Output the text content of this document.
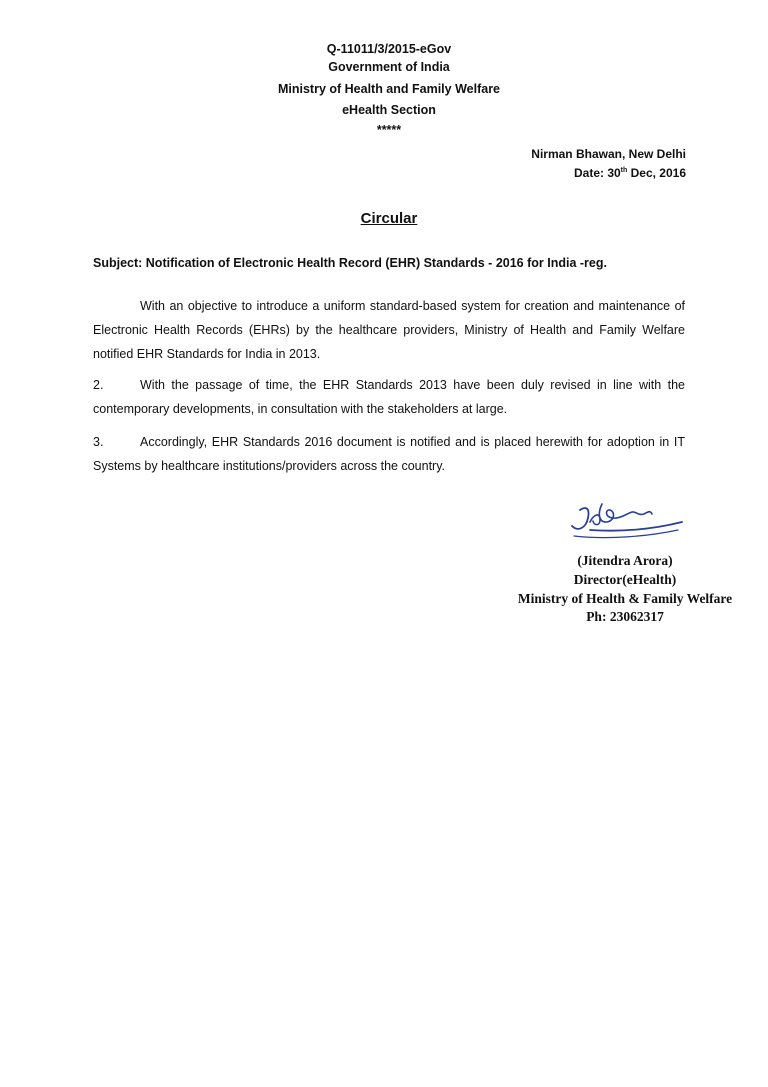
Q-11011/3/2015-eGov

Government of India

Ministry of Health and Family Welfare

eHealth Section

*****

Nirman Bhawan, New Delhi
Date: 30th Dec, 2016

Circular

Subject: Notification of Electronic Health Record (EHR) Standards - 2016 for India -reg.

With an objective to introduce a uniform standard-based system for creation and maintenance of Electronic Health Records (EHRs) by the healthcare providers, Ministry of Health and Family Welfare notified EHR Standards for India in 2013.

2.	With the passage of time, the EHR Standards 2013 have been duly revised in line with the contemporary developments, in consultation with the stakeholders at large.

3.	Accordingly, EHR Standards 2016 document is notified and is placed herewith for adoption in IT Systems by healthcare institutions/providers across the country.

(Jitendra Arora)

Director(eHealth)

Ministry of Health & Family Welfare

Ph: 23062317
_ _ _
◆ **Description of the task**
Each line of the data should be quoted exactly, with pictures left out.

◆ **Final result**
Output the text content of this document.
Q-11011/3/2015-eGov

Government of India

Ministry of Health and Family Welfare

eHealth Section

*****

Nirman Bhawan, New Delhi
Date: 30th Dec, 2016

Circular

Subject: Notification of Electronic Health Record (EHR) Standards - 2016 for India -reg.

With an objective to introduce a uniform standard-based system for creation and maintenance of Electronic Health Records (EHRs) by the healthcare providers, Ministry of Health and Family Welfare notified EHR Standards for India in 2013.

2.	With the passage of time, the EHR Standards 2013 have been duly revised in line with the contemporary developments, in consultation with the stakeholders at large.

3.	Accordingly, EHR Standards 2016 document is notified and is placed herewith for adoption in IT Systems by healthcare institutions/providers across the country.

(Jitendra Arora)

Director(eHealth)

Ministry of Health & Family Welfare

Ph: 23062317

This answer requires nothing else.